Request
Reproduce all of the material exactly as shown.

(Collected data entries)
***

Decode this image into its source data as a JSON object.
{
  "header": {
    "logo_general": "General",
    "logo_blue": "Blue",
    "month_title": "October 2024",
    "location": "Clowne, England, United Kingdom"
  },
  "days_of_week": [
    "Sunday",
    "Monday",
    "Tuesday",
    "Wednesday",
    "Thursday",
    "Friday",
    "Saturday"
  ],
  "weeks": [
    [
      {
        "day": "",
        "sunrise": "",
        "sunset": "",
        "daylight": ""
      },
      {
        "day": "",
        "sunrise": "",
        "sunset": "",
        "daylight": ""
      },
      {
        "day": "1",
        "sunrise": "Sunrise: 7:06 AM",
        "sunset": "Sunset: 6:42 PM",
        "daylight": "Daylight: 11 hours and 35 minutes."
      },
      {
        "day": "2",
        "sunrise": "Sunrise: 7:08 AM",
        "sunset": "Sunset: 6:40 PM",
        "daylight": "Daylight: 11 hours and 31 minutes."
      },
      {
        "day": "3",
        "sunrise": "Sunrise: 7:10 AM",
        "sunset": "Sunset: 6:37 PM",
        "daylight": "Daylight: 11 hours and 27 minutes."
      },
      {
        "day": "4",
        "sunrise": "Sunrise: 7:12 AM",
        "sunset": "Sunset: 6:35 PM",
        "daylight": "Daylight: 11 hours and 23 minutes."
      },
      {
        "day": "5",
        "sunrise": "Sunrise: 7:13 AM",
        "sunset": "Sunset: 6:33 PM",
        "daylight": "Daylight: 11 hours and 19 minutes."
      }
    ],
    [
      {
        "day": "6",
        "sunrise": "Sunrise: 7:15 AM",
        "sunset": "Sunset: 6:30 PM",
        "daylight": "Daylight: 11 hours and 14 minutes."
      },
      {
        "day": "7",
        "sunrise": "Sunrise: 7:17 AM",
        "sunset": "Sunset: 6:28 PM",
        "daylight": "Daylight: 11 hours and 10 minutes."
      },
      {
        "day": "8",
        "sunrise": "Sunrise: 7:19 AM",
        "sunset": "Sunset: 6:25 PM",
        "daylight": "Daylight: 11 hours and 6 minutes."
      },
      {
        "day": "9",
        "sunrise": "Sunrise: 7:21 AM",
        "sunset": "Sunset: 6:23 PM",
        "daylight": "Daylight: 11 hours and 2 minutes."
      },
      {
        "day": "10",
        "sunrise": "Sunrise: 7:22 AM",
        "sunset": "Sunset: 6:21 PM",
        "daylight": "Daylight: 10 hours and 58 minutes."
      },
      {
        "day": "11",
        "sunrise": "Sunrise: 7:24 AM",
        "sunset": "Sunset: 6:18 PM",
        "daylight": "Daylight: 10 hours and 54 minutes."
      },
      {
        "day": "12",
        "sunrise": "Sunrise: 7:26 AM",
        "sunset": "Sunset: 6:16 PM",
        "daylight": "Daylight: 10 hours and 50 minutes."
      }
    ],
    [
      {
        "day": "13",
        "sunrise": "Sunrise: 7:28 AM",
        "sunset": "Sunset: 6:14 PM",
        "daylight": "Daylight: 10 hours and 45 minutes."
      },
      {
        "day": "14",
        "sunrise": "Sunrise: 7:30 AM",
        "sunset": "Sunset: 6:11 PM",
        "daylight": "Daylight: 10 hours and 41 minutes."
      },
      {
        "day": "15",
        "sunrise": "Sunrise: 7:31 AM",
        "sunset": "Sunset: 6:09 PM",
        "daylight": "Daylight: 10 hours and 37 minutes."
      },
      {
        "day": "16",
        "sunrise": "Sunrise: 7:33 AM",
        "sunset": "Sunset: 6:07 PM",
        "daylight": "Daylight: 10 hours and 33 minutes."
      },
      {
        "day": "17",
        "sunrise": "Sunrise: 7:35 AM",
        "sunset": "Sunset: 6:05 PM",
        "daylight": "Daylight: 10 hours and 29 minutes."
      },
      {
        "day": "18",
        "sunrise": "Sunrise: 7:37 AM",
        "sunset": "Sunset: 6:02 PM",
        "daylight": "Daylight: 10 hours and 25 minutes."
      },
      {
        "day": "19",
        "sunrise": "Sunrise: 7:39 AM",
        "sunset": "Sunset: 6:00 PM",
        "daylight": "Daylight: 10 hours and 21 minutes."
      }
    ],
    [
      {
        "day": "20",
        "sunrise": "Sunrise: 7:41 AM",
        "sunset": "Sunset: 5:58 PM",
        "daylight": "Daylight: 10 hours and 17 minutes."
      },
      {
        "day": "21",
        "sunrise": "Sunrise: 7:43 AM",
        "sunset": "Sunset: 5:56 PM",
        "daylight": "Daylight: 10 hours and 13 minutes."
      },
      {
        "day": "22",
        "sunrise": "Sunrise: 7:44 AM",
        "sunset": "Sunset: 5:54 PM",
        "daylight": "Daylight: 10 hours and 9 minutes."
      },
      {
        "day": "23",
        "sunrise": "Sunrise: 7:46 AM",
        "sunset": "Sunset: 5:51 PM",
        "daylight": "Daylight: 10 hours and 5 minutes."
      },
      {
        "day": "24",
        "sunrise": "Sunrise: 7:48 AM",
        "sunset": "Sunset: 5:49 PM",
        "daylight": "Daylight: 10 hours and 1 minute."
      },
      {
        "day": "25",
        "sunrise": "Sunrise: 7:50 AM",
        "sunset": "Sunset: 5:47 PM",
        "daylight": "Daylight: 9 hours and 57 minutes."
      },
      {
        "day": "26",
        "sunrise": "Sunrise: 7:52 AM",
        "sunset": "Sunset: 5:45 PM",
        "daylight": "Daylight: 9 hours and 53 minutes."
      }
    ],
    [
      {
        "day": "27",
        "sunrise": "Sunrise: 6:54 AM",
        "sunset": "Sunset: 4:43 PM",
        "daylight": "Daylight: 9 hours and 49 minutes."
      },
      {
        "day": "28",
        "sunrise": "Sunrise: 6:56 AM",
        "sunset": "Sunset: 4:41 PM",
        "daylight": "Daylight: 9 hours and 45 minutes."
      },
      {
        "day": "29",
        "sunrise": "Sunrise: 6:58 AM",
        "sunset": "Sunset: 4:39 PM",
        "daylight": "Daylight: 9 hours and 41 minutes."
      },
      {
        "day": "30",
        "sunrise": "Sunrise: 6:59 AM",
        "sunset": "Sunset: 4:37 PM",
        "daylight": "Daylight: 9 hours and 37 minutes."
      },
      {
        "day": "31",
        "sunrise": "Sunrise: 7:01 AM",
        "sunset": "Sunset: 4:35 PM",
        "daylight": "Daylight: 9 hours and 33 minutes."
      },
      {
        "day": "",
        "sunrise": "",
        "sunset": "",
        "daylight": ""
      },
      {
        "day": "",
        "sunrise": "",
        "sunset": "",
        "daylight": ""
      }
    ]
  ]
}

***

Correct result
Decode this image into its source data as a JSON object.
{
  "header": {
    "logo_general": "General",
    "logo_blue": "Blue",
    "month_title": "October 2024",
    "location": "Clowne, England, United Kingdom"
  },
  "days_of_week": [
    "Sunday",
    "Monday",
    "Tuesday",
    "Wednesday",
    "Thursday",
    "Friday",
    "Saturday"
  ],
  "weeks": [
    [
      {
        "day": "",
        "sunrise": "",
        "sunset": "",
        "daylight": ""
      },
      {
        "day": "",
        "sunrise": "",
        "sunset": "",
        "daylight": ""
      },
      {
        "day": "1",
        "sunrise": "Sunrise: 7:06 AM",
        "sunset": "Sunset: 6:42 PM",
        "daylight": "Daylight: 11 hours and 35 minutes."
      },
      {
        "day": "2",
        "sunrise": "Sunrise: 7:08 AM",
        "sunset": "Sunset: 6:40 PM",
        "daylight": "Daylight: 11 hours and 31 minutes."
      },
      {
        "day": "3",
        "sunrise": "Sunrise: 7:10 AM",
        "sunset": "Sunset: 6:37 PM",
        "daylight": "Daylight: 11 hours and 27 minutes."
      },
      {
        "day": "4",
        "sunrise": "Sunrise: 7:12 AM",
        "sunset": "Sunset: 6:35 PM",
        "daylight": "Daylight: 11 hours and 23 minutes."
      },
      {
        "day": "5",
        "sunrise": "Sunrise: 7:13 AM",
        "sunset": "Sunset: 6:33 PM",
        "daylight": "Daylight: 11 hours and 19 minutes."
      }
    ],
    [
      {
        "day": "6",
        "sunrise": "Sunrise: 7:15 AM",
        "sunset": "Sunset: 6:30 PM",
        "daylight": "Daylight: 11 hours and 14 minutes."
      },
      {
        "day": "7",
        "sunrise": "Sunrise: 7:17 AM",
        "sunset": "Sunset: 6:28 PM",
        "daylight": "Daylight: 11 hours and 10 minutes."
      },
      {
        "day": "8",
        "sunrise": "Sunrise: 7:19 AM",
        "sunset": "Sunset: 6:25 PM",
        "daylight": "Daylight: 11 hours and 6 minutes."
      },
      {
        "day": "9",
        "sunrise": "Sunrise: 7:21 AM",
        "sunset": "Sunset: 6:23 PM",
        "daylight": "Daylight: 11 hours and 2 minutes."
      },
      {
        "day": "10",
        "sunrise": "Sunrise: 7:22 AM",
        "sunset": "Sunset: 6:21 PM",
        "daylight": "Daylight: 10 hours and 58 minutes."
      },
      {
        "day": "11",
        "sunrise": "Sunrise: 7:24 AM",
        "sunset": "Sunset: 6:18 PM",
        "daylight": "Daylight: 10 hours and 54 minutes."
      },
      {
        "day": "12",
        "sunrise": "Sunrise: 7:26 AM",
        "sunset": "Sunset: 6:16 PM",
        "daylight": "Daylight: 10 hours and 50 minutes."
      }
    ],
    [
      {
        "day": "13",
        "sunrise": "Sunrise: 7:28 AM",
        "sunset": "Sunset: 6:14 PM",
        "daylight": "Daylight: 10 hours and 45 minutes."
      },
      {
        "day": "14",
        "sunrise": "Sunrise: 7:30 AM",
        "sunset": "Sunset: 6:11 PM",
        "daylight": "Daylight: 10 hours and 41 minutes."
      },
      {
        "day": "15",
        "sunrise": "Sunrise: 7:31 AM",
        "sunset": "Sunset: 6:09 PM",
        "daylight": "Daylight: 10 hours and 37 minutes."
      },
      {
        "day": "16",
        "sunrise": "Sunrise: 7:33 AM",
        "sunset": "Sunset: 6:07 PM",
        "daylight": "Daylight: 10 hours and 33 minutes."
      },
      {
        "day": "17",
        "sunrise": "Sunrise: 7:35 AM",
        "sunset": "Sunset: 6:05 PM",
        "daylight": "Daylight: 10 hours and 29 minutes."
      },
      {
        "day": "18",
        "sunrise": "Sunrise: 7:37 AM",
        "sunset": "Sunset: 6:02 PM",
        "daylight": "Daylight: 10 hours and 25 minutes."
      },
      {
        "day": "19",
        "sunrise": "Sunrise: 7:39 AM",
        "sunset": "Sunset: 6:00 PM",
        "daylight": "Daylight: 10 hours and 21 minutes."
      }
    ],
    [
      {
        "day": "20",
        "sunrise": "Sunrise: 7:41 AM",
        "sunset": "Sunset: 5:58 PM",
        "daylight": "Daylight: 10 hours and 17 minutes."
      },
      {
        "day": "21",
        "sunrise": "Sunrise: 7:43 AM",
        "sunset": "Sunset: 5:56 PM",
        "daylight": "Daylight: 10 hours and 13 minutes."
      },
      {
        "day": "22",
        "sunrise": "Sunrise: 7:44 AM",
        "sunset": "Sunset: 5:54 PM",
        "daylight": "Daylight: 10 hours and 9 minutes."
      },
      {
        "day": "23",
        "sunrise": "Sunrise: 7:46 AM",
        "sunset": "Sunset: 5:51 PM",
        "daylight": "Daylight: 10 hours and 5 minutes."
      },
      {
        "day": "24",
        "sunrise": "Sunrise: 7:48 AM",
        "sunset": "Sunset: 5:49 PM",
        "daylight": "Daylight: 10 hours and 1 minute."
      },
      {
        "day": "25",
        "sunrise": "Sunrise: 7:50 AM",
        "sunset": "Sunset: 5:47 PM",
        "daylight": "Daylight: 9 hours and 57 minutes."
      },
      {
        "day": "26",
        "sunrise": "Sunrise: 7:52 AM",
        "sunset": "Sunset: 5:45 PM",
        "daylight": "Daylight: 9 hours and 53 minutes."
      }
    ],
    [
      {
        "day": "27",
        "sunrise": "Sunrise: 6:54 AM",
        "sunset": "Sunset: 4:43 PM",
        "daylight": "Daylight: 9 hours and 49 minutes."
      },
      {
        "day": "28",
        "sunrise": "Sunrise: 6:56 AM",
        "sunset": "Sunset: 4:41 PM",
        "daylight": "Daylight: 9 hours and 45 minutes."
      },
      {
        "day": "29",
        "sunrise": "Sunrise: 6:58 AM",
        "sunset": "Sunset: 4:39 PM",
        "daylight": "Daylight: 9 hours and 41 minutes."
      },
      {
        "day": "30",
        "sunrise": "Sunrise: 6:59 AM",
        "sunset": "Sunset: 4:37 PM",
        "daylight": "Daylight: 9 hours and 37 minutes."
      },
      {
        "day": "31",
        "sunrise": "Sunrise: 7:01 AM",
        "sunset": "Sunset: 4:35 PM",
        "daylight": "Daylight: 9 hours and 33 minutes."
      },
      {
        "day": "",
        "sunrise": "",
        "sunset": "",
        "daylight": ""
      },
      {
        "day": "",
        "sunrise": "",
        "sunset": "",
        "daylight": ""
      }
    ]
  ]
}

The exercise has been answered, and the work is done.